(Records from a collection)

▼▼▼

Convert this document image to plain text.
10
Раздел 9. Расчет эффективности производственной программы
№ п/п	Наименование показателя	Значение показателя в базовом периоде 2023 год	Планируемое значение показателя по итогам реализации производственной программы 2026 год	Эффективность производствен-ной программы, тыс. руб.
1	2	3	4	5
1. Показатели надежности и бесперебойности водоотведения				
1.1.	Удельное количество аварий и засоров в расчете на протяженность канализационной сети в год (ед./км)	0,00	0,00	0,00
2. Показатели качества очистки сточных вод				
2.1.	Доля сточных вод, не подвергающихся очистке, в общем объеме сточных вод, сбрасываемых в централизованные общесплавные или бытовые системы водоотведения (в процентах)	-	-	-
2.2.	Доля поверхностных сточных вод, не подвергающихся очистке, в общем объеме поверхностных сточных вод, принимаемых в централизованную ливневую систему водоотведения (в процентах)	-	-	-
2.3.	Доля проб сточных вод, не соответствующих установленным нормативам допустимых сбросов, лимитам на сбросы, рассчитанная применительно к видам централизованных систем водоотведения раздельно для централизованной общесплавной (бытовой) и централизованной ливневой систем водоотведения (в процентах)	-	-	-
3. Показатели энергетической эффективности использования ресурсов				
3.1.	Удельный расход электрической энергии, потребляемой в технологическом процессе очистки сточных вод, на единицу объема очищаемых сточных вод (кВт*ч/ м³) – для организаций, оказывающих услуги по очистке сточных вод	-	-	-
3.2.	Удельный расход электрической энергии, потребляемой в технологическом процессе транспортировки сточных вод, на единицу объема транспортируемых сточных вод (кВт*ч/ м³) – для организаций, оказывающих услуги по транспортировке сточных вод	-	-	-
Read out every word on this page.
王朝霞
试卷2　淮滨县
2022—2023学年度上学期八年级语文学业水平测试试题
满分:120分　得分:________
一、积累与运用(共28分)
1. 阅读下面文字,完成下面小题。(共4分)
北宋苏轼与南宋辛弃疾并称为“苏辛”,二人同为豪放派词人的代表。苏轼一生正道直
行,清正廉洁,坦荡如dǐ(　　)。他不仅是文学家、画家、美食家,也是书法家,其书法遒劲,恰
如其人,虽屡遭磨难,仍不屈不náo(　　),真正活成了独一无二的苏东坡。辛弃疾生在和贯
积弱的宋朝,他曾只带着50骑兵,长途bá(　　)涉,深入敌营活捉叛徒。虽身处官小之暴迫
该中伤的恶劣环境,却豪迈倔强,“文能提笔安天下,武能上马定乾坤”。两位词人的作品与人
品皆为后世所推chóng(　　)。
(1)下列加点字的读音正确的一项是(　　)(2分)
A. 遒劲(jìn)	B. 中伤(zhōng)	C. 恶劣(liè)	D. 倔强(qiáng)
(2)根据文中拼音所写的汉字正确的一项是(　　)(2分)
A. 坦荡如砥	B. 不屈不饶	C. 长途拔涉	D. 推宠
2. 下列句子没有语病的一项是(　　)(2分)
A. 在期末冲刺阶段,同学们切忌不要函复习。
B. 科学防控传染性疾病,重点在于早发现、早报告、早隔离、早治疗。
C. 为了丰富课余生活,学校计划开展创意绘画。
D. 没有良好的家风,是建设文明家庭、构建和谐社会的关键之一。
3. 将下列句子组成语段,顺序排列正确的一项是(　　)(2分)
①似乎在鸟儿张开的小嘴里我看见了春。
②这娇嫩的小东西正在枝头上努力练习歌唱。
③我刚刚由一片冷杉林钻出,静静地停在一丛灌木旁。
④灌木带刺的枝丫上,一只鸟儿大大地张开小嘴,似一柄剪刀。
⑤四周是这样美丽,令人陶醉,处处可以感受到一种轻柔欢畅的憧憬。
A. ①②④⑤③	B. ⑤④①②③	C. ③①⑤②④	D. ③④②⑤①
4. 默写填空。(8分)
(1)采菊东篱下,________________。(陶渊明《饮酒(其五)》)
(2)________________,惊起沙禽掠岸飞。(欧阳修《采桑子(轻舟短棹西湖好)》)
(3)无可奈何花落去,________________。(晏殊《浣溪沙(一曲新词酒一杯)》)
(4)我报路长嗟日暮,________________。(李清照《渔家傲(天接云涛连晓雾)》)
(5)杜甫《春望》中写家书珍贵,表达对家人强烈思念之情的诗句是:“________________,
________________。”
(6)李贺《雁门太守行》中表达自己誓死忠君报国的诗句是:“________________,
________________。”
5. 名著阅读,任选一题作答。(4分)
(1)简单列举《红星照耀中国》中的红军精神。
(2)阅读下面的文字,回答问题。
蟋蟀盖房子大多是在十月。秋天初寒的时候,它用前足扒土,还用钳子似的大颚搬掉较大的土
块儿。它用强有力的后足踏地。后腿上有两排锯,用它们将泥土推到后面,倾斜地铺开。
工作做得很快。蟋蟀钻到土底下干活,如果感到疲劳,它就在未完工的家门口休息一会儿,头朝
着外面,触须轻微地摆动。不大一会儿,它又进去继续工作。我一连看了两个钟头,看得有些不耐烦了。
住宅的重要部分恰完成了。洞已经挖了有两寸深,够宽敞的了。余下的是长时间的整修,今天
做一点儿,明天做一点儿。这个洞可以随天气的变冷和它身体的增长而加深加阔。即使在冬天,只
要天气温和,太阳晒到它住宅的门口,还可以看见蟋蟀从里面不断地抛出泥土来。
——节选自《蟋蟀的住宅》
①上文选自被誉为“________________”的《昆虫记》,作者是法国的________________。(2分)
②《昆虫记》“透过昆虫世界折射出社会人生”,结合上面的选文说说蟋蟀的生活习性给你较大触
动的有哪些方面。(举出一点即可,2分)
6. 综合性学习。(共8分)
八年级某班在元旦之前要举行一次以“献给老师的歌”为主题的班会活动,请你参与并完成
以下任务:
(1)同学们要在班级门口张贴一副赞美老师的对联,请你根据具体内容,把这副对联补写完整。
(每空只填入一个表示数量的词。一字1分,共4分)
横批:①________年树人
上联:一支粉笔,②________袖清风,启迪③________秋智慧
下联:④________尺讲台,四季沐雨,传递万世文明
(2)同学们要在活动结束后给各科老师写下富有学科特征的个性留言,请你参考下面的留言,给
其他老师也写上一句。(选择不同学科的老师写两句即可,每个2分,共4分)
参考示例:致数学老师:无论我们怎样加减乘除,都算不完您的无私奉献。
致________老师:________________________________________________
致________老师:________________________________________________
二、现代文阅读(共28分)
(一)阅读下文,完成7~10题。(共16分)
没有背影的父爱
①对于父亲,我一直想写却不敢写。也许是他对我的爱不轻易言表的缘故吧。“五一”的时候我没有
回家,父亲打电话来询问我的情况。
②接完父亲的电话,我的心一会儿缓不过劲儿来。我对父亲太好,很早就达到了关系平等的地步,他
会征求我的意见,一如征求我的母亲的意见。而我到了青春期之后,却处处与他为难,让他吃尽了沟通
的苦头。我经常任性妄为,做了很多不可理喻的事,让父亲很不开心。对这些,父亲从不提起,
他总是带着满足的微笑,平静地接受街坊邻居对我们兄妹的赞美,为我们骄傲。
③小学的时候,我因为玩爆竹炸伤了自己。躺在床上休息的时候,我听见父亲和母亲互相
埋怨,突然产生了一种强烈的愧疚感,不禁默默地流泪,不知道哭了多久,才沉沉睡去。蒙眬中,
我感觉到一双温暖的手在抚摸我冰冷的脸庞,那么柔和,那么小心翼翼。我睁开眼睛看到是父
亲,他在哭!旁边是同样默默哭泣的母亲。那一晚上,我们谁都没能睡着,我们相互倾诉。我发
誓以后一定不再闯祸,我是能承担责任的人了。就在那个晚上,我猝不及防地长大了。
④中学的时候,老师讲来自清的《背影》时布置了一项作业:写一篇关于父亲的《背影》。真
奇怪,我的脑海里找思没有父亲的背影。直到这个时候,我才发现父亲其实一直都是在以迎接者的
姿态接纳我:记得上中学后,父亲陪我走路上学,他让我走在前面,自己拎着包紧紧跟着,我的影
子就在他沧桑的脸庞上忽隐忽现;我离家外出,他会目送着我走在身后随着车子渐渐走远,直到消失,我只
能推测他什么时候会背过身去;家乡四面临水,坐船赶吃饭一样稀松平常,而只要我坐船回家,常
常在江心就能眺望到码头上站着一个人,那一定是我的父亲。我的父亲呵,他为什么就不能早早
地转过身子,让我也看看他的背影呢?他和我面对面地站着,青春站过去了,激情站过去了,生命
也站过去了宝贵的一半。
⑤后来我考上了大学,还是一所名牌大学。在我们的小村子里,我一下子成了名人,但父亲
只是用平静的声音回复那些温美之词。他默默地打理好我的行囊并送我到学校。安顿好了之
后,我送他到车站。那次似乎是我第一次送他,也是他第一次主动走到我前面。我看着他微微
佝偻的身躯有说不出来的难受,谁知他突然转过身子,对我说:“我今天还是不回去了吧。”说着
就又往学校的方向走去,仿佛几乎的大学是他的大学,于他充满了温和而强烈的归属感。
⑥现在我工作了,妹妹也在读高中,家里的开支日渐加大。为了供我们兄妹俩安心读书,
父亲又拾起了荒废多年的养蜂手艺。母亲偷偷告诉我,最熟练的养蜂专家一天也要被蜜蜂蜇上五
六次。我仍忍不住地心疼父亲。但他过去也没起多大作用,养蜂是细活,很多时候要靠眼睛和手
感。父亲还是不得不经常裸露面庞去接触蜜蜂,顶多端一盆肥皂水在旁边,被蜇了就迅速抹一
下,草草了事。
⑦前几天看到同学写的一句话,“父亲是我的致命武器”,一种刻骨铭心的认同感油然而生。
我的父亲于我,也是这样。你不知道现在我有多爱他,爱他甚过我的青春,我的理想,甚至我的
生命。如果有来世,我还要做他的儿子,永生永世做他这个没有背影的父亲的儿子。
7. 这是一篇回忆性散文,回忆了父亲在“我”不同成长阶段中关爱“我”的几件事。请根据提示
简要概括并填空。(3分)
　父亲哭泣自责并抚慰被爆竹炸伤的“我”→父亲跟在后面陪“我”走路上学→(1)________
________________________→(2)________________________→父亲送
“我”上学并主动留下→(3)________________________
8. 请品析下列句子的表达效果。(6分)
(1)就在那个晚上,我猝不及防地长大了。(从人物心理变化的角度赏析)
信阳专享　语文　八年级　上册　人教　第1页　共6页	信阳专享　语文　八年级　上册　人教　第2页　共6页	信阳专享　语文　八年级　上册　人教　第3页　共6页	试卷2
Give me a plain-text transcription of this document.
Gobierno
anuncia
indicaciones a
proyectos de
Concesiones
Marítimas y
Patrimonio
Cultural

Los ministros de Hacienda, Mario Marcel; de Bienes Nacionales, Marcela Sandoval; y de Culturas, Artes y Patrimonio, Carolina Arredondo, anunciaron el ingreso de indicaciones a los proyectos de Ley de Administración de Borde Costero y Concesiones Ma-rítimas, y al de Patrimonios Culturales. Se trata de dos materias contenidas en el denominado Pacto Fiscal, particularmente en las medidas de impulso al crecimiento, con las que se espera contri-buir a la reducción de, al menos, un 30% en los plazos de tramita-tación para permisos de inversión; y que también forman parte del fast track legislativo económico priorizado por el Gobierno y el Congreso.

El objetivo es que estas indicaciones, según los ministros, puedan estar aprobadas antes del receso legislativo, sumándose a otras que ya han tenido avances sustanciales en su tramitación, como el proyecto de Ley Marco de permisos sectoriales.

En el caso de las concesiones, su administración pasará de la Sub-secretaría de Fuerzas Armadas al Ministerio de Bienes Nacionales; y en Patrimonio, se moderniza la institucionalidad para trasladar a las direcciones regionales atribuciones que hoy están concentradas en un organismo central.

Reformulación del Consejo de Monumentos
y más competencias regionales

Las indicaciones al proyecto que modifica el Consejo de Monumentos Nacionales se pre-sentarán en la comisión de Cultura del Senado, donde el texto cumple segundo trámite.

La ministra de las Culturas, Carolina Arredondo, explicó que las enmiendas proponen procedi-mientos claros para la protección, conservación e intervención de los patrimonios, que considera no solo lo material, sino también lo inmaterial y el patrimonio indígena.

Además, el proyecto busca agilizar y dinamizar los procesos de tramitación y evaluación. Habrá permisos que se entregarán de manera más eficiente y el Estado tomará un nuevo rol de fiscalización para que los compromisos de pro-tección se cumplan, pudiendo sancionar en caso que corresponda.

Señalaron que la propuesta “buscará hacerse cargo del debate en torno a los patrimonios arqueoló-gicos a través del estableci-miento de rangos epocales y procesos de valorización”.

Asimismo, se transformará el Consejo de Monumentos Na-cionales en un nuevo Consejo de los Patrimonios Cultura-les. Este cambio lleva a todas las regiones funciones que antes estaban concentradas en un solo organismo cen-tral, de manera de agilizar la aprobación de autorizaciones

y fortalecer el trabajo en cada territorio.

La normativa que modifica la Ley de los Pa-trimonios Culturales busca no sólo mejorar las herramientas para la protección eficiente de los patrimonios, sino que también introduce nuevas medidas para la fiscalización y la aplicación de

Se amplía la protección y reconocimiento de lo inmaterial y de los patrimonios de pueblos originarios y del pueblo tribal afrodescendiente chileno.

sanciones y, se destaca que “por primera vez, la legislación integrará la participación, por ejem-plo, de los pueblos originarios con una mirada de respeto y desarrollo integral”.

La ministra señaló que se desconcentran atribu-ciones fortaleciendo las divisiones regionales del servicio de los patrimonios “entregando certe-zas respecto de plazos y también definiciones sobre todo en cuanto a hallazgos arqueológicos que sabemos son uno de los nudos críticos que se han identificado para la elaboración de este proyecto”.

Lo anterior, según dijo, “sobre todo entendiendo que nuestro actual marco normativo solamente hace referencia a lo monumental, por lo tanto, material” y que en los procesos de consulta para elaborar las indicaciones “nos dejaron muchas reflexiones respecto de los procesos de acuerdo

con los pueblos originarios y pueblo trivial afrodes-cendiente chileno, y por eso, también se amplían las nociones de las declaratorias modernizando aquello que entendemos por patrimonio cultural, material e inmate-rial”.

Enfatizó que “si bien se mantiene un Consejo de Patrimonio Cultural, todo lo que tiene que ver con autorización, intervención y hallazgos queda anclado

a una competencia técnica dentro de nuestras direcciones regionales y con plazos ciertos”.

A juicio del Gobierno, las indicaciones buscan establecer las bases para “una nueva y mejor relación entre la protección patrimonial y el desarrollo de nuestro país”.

▲▲▲

Exercise directions: Scan the material above. Return every line containing the string "программы".

Written reply:
Раздел 9. Расчет эффективности производственной программы
№ п/п	Наименование показателя	Значение показателя в базовом периоде 2023 год	Планируемое значение показателя по итогам реализации производственной программы 2026 год	Эффективность производствен-ной программы, тыс. руб.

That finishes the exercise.